• **Given exercise**:
Reading down the listing below, count the lines where the word "Mapping" shows up, then give only that count.

□ □ □ □ □

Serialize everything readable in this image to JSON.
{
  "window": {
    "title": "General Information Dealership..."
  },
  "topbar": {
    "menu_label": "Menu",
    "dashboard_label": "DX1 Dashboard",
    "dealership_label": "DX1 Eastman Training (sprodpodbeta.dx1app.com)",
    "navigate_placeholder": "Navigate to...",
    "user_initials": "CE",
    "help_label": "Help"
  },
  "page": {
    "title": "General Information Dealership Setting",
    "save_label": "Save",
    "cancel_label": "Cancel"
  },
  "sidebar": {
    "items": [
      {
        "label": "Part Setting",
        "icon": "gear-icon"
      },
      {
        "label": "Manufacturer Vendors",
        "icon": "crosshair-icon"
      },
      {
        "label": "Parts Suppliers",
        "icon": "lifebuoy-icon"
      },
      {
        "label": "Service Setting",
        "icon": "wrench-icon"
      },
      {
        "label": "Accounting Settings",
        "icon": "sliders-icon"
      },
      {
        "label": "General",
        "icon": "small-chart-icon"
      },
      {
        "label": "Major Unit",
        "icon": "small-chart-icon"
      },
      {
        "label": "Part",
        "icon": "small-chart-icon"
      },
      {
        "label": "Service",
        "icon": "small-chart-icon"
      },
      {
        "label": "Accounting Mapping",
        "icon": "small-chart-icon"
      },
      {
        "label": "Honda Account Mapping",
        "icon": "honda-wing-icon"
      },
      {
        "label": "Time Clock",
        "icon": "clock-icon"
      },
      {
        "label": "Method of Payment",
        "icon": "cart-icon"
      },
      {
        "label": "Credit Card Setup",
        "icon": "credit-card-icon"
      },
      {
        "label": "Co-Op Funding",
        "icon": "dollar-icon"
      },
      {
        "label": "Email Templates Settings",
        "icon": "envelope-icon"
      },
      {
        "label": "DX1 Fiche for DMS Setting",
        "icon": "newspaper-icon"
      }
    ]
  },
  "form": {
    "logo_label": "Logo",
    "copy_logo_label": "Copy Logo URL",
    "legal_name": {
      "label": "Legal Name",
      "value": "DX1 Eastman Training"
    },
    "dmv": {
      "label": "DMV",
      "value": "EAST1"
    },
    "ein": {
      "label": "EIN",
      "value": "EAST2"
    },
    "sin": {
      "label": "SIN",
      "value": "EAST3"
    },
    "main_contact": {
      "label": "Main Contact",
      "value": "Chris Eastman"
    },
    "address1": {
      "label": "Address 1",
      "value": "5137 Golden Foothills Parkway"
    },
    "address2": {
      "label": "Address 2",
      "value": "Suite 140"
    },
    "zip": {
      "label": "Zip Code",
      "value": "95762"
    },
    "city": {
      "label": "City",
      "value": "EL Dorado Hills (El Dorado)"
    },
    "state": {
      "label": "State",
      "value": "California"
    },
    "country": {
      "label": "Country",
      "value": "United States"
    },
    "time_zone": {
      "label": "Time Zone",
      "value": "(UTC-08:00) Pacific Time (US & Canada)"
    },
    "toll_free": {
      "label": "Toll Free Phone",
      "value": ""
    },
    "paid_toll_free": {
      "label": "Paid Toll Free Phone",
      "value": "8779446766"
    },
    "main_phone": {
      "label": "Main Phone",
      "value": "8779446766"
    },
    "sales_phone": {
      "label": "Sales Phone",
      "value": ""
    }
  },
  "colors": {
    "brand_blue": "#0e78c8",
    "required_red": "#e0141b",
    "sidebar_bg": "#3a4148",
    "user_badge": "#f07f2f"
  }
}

□ □ □ □ □

• **Reply to the exercise**:
2